Extracted records —
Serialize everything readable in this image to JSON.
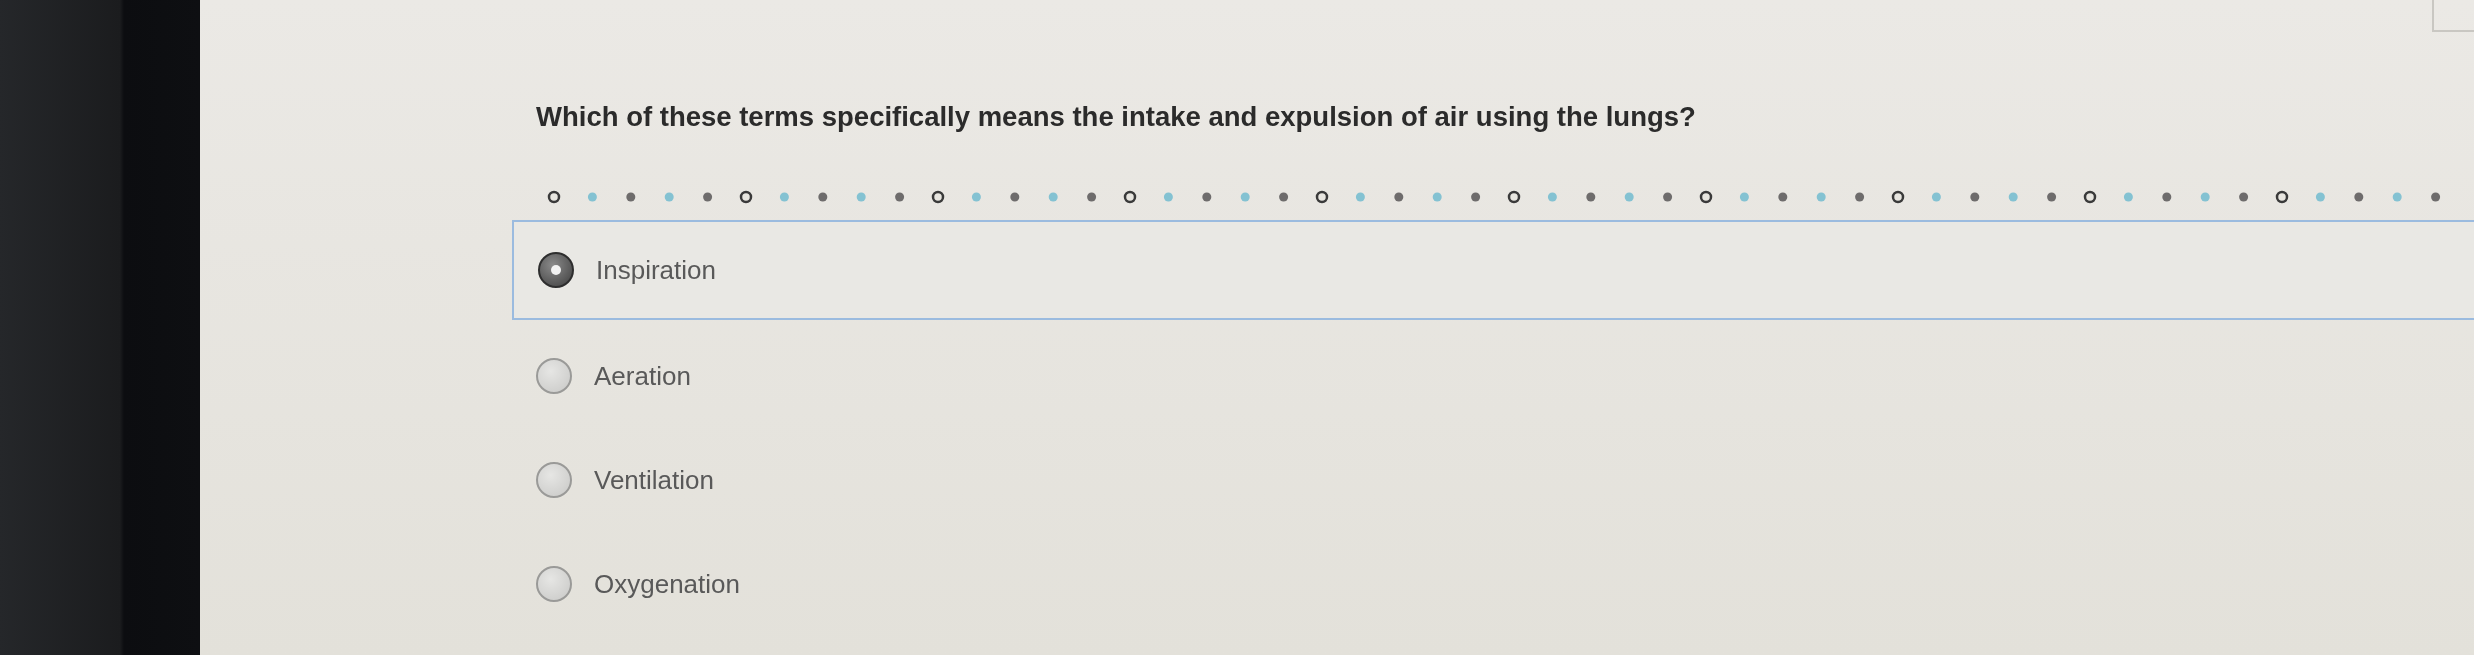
{
  "question": {
    "text": "Which of these terms specifically means the intake and expulsion of air using the lungs?"
  },
  "options": [
    {
      "label": "Inspiration",
      "selected": true
    },
    {
      "label": "Aeration",
      "selected": false
    },
    {
      "label": "Ventilation",
      "selected": false
    },
    {
      "label": "Oxygenation",
      "selected": false
    }
  ]
}
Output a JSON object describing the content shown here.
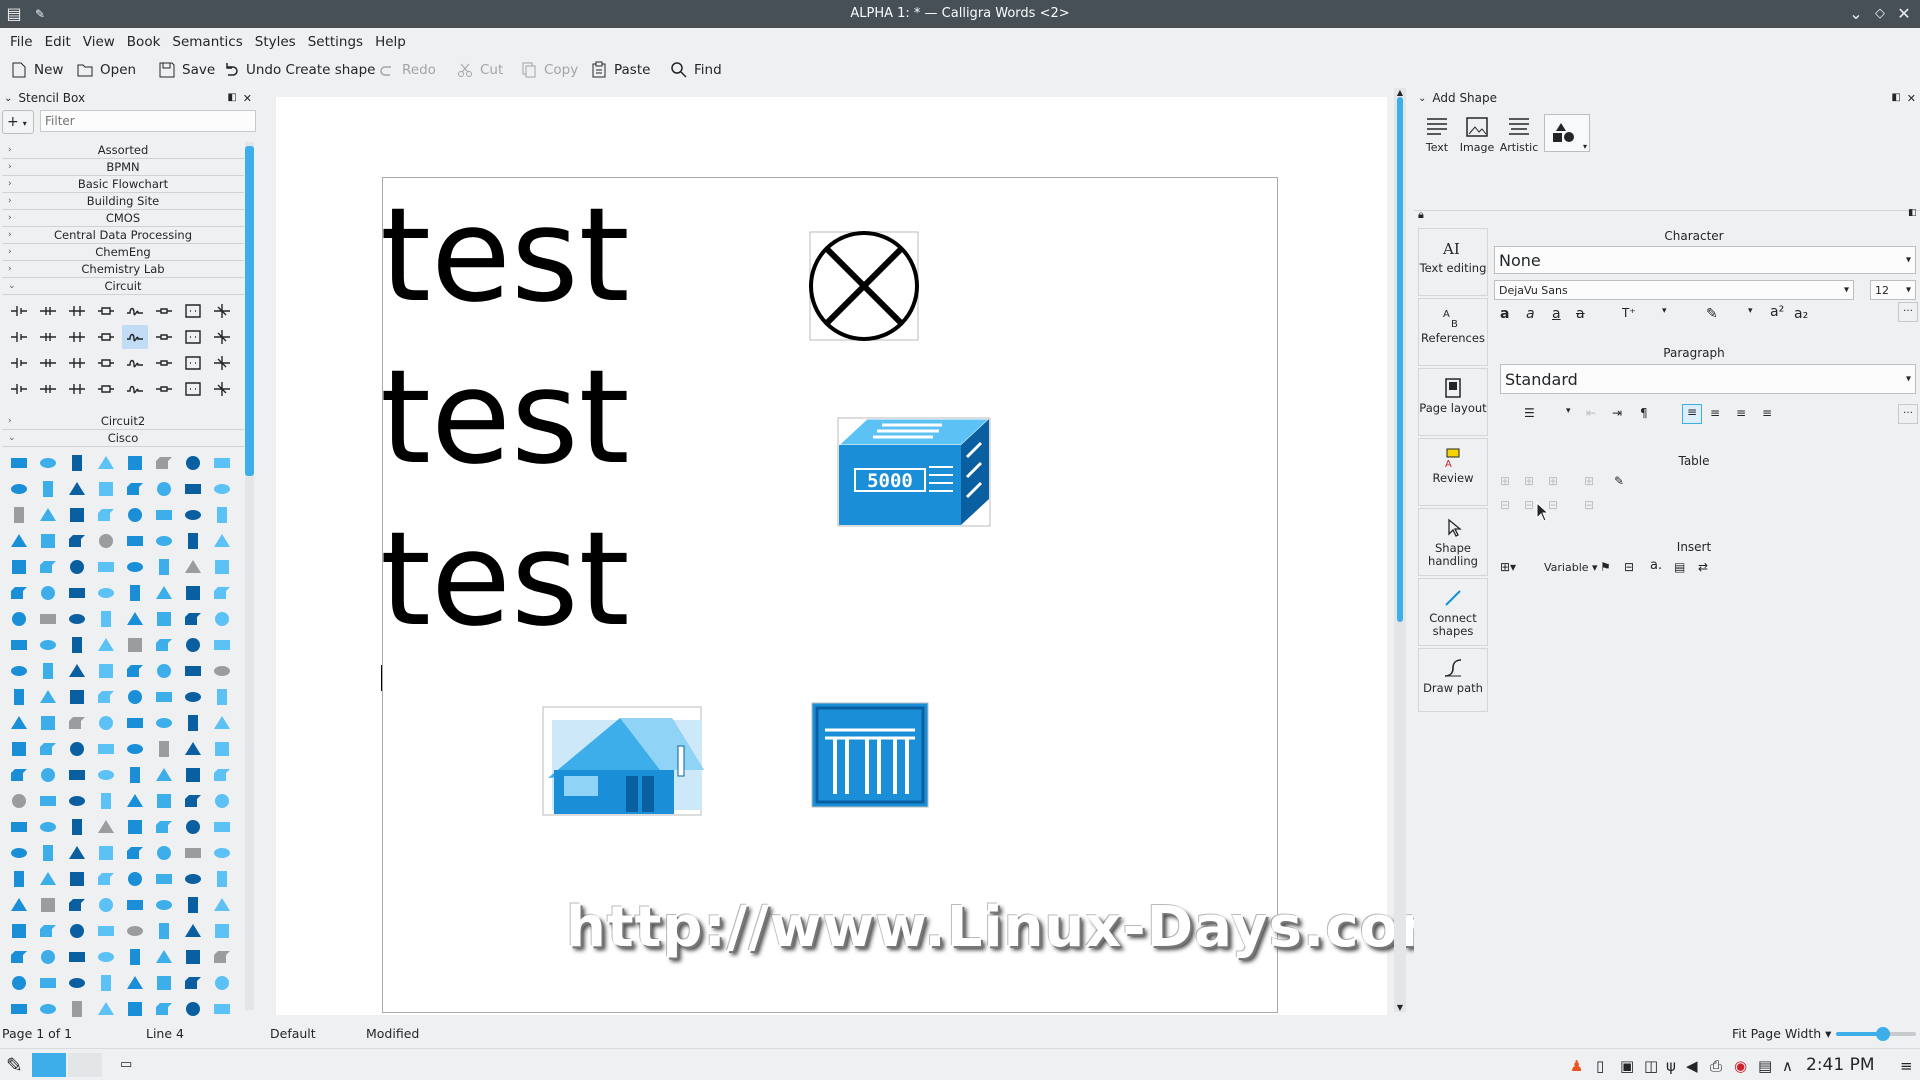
{
  "window": {
    "title": "ALPHA 1: * — Calligra Words <2>"
  },
  "menubar": {
    "items": [
      "File",
      "Edit",
      "View",
      "Book",
      "Semantics",
      "Styles",
      "Settings",
      "Help"
    ]
  },
  "toolbar": {
    "new": "New",
    "open": "Open",
    "save": "Save",
    "undo": "Undo Create shape",
    "redo": "Redo",
    "cut": "Cut",
    "copy": "Copy",
    "paste": "Paste",
    "find": "Find"
  },
  "stencil": {
    "title": "Stencil Box",
    "add_label": "+",
    "filter_placeholder": "Filter",
    "categories_top": [
      "Assorted",
      "BPMN",
      "Basic Flowchart",
      "Building Site",
      "CMOS",
      "Central Data Processing",
      "ChemEng",
      "Chemistry Lab",
      "Circuit"
    ],
    "categories_mid": [
      "Circuit2",
      "Cisco"
    ]
  },
  "document": {
    "lines": [
      "test",
      "test",
      "test"
    ],
    "watermark": "http://www.Linux-Days.com",
    "chip_label": "5000"
  },
  "add_shape": {
    "title": "Add Shape",
    "tabs": [
      "Text",
      "Image",
      "Artistic"
    ]
  },
  "tools": {
    "items": [
      "Text editing",
      "References",
      "Page layout",
      "Review",
      "Shape handling",
      "Connect shapes",
      "Draw path"
    ]
  },
  "text_options": {
    "character_label": "Character",
    "character_style": "None",
    "font_family": "DejaVu Sans",
    "font_size": "12",
    "paragraph_label": "Paragraph",
    "paragraph_style": "Standard",
    "table_label": "Table",
    "insert_label": "Insert",
    "variable_label": "Variable"
  },
  "statusbar": {
    "page": "Page 1 of 1",
    "line": "Line 4",
    "style": "Default",
    "state": "Modified",
    "zoom": "Fit Page Width"
  },
  "taskbar": {
    "clock": "2:41 PM"
  },
  "colors": {
    "accent": "#3daee9",
    "titlebar": "#475057",
    "cisco_blue": "#1a8fd8"
  }
}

What is needed — All of the data above should be quoted exactly, except for the pictures.

Task solution —
Serialize everything readable in this image to JSON.
{
  "question": {
    "text": "Which of these terms specifically means the intake and expulsion of air using the lungs?"
  },
  "options": [
    {
      "label": "Inspiration",
      "selected": true
    },
    {
      "label": "Aeration",
      "selected": false
    },
    {
      "label": "Ventilation",
      "selected": false
    },
    {
      "label": "Oxygenation",
      "selected": false
    }
  ]
}
Output a JSON object describing the content shown here.
{
  "window": {
    "title": "ALPHA 1: * — Calligra Words <2>"
  },
  "menubar": {
    "items": [
      "File",
      "Edit",
      "View",
      "Book",
      "Semantics",
      "Styles",
      "Settings",
      "Help"
    ]
  },
  "toolbar": {
    "new": "New",
    "open": "Open",
    "save": "Save",
    "undo": "Undo Create shape",
    "redo": "Redo",
    "cut": "Cut",
    "copy": "Copy",
    "paste": "Paste",
    "find": "Find"
  },
  "stencil": {
    "title": "Stencil Box",
    "add_label": "+",
    "filter_placeholder": "Filter",
    "categories_top": [
      "Assorted",
      "BPMN",
      "Basic Flowchart",
      "Building Site",
      "CMOS",
      "Central Data Processing",
      "ChemEng",
      "Chemistry Lab",
      "Circuit"
    ],
    "categories_mid": [
      "Circuit2",
      "Cisco"
    ]
  },
  "document": {
    "lines": [
      "test",
      "test",
      "test"
    ],
    "watermark": "http://www.Linux-Days.com",
    "chip_label": "5000"
  },
  "add_shape": {
    "title": "Add Shape",
    "tabs": [
      "Text",
      "Image",
      "Artistic"
    ]
  },
  "tools": {
    "items": [
      "Text editing",
      "References",
      "Page layout",
      "Review",
      "Shape handling",
      "Connect shapes",
      "Draw path"
    ]
  },
  "text_options": {
    "character_label": "Character",
    "character_style": "None",
    "font_family": "DejaVu Sans",
    "font_size": "12",
    "paragraph_label": "Paragraph",
    "paragraph_style": "Standard",
    "table_label": "Table",
    "insert_label": "Insert",
    "variable_label": "Variable"
  },
  "statusbar": {
    "page": "Page 1 of 1",
    "line": "Line 4",
    "style": "Default",
    "state": "Modified",
    "zoom": "Fit Page Width"
  },
  "taskbar": {
    "clock": "2:41 PM"
  },
  "colors": {
    "accent": "#3daee9",
    "titlebar": "#475057",
    "cisco_blue": "#1a8fd8"
  }
}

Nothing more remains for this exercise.